**What is needed**
Copy, from the entries below, each line in which the string "Response" appears.

**Supplied data**
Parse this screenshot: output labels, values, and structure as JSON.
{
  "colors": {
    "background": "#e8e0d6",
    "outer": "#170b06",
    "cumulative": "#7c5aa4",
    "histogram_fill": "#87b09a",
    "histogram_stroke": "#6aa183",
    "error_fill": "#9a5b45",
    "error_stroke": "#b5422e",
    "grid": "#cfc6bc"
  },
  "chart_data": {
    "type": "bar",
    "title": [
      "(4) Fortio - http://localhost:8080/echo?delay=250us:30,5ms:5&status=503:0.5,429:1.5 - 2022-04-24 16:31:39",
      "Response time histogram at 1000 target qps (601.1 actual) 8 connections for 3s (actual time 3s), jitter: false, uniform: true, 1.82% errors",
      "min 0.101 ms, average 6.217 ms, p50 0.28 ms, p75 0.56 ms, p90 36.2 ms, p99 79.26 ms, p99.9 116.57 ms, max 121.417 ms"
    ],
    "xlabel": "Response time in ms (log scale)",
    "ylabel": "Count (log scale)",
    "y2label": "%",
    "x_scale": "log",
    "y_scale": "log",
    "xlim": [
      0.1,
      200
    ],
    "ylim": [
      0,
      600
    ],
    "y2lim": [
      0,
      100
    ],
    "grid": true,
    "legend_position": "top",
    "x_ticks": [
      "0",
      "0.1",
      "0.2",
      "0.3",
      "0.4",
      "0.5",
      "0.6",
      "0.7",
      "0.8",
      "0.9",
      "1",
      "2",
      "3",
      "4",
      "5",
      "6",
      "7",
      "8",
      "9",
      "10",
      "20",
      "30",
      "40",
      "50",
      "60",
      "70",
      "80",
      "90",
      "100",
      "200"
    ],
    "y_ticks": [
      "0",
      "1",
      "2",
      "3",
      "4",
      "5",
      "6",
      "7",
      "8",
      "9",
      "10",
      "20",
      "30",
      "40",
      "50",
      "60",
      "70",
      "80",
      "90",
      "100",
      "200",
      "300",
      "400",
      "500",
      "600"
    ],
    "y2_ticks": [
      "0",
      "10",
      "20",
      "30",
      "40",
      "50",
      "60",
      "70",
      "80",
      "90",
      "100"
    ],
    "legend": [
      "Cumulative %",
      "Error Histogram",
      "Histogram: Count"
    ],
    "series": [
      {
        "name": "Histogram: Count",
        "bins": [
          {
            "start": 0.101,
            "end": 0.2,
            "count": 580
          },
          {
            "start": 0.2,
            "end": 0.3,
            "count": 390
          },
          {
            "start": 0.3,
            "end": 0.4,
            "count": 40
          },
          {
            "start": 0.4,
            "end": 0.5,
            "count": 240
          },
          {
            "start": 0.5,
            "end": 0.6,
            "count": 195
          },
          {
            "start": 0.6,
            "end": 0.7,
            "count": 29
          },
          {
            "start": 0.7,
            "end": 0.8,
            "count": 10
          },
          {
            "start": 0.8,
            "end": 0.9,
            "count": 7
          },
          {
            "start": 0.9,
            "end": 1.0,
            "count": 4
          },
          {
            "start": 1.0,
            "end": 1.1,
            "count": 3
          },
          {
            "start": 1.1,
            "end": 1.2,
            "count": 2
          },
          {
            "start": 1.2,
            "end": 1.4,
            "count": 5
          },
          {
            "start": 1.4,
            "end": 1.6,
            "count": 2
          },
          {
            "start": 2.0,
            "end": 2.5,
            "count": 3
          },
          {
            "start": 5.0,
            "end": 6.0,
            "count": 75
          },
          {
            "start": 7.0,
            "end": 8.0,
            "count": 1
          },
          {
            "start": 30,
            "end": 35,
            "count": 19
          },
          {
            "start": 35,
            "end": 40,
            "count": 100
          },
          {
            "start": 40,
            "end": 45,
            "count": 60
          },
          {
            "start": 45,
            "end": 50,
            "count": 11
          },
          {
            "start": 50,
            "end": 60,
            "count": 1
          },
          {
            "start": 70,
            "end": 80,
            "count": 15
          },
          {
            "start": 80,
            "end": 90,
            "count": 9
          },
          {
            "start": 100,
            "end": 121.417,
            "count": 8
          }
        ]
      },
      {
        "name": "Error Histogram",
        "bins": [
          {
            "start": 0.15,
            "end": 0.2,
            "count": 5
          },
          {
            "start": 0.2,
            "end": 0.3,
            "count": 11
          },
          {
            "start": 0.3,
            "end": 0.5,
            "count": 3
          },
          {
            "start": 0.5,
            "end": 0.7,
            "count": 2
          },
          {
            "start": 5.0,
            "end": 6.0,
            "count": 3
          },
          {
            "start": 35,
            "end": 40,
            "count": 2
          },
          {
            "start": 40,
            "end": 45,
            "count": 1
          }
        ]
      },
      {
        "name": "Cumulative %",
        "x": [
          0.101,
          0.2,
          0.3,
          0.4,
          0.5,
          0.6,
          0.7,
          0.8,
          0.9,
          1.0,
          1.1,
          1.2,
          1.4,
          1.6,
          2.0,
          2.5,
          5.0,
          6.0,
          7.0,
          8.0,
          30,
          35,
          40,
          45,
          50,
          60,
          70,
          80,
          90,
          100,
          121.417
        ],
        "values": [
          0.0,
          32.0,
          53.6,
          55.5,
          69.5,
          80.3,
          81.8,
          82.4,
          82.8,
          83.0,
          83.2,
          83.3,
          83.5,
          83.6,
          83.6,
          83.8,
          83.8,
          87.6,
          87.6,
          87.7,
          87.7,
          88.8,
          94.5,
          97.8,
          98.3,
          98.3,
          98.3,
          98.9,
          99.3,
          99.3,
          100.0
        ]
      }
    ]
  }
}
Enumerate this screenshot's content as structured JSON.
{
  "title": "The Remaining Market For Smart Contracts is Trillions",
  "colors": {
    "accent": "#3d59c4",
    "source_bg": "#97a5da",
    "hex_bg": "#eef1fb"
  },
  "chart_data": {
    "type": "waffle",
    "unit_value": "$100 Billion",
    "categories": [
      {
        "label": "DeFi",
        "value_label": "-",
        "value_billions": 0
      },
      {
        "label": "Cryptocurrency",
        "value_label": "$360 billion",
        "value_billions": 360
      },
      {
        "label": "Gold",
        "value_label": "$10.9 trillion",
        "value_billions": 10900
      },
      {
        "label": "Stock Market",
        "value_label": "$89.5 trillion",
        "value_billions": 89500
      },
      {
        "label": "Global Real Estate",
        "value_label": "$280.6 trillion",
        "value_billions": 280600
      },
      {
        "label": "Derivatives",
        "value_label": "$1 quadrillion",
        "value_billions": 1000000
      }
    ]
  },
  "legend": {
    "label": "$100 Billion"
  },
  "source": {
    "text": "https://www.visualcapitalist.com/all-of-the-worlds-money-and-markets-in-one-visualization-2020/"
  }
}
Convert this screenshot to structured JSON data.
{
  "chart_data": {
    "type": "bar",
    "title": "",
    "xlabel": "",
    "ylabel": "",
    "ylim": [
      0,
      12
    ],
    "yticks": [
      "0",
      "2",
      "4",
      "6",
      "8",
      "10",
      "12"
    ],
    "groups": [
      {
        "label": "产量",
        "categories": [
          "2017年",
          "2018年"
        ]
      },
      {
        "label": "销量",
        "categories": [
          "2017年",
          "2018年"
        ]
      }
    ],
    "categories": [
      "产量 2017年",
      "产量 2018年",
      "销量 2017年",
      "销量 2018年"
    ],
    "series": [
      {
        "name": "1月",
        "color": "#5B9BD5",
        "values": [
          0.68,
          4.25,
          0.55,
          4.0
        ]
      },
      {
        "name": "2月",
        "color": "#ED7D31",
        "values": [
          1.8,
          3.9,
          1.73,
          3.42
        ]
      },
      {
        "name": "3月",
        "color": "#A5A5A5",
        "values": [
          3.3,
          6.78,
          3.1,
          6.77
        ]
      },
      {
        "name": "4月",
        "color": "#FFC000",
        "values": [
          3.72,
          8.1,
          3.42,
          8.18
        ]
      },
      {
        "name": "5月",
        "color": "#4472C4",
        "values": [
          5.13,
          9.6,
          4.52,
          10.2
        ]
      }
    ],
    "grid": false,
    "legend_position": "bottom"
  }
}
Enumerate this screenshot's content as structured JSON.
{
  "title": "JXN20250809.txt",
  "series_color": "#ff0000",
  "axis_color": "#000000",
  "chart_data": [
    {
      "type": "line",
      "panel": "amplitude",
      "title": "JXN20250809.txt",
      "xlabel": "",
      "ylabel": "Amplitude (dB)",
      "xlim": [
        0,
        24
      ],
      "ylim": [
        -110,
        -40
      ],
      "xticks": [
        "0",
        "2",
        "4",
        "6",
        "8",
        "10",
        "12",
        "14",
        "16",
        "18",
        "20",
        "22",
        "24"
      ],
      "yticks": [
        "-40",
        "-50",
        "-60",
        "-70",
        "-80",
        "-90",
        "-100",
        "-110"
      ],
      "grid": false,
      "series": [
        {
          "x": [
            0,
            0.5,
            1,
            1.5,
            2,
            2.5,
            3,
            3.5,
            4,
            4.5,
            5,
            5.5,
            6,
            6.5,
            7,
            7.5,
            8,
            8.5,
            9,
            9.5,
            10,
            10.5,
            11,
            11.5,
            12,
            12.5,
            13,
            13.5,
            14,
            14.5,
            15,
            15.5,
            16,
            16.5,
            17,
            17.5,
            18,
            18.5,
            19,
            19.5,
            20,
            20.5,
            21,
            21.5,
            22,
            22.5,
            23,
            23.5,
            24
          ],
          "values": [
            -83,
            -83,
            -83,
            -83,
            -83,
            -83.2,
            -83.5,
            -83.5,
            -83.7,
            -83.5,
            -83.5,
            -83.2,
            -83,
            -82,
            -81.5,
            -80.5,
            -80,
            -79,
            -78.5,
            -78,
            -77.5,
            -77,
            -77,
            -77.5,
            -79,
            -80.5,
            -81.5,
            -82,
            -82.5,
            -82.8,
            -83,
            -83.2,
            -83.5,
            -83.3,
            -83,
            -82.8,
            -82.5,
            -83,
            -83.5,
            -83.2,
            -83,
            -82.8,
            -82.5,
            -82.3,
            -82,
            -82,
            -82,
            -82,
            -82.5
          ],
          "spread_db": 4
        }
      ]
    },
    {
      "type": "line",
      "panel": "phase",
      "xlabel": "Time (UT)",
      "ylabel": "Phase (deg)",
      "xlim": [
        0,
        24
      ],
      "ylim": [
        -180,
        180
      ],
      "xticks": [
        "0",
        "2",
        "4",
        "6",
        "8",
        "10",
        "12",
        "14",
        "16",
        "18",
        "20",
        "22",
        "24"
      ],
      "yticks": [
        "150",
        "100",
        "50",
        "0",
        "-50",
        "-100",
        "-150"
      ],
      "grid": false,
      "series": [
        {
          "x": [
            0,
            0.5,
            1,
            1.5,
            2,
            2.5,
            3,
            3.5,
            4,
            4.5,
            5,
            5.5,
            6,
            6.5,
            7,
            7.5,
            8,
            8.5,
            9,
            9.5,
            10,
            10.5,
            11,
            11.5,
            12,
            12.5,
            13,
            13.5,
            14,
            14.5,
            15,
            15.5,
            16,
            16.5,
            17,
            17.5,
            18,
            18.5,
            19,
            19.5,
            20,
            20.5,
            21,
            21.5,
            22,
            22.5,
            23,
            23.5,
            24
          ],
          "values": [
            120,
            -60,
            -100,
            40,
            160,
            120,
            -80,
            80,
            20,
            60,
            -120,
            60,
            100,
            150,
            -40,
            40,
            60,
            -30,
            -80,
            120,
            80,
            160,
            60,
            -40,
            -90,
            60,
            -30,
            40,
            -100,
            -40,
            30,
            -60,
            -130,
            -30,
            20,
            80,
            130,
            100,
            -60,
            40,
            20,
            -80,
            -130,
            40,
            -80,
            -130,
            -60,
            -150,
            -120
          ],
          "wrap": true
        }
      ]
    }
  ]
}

**Answer to this task**
      "Response time histogram at 1000 target qps (601.1 actual) 8 connections for 3s (actual time 3s), jitter: false, uniform: true, 1.82% errors",
    "xlabel": "Response time in ms (log scale)",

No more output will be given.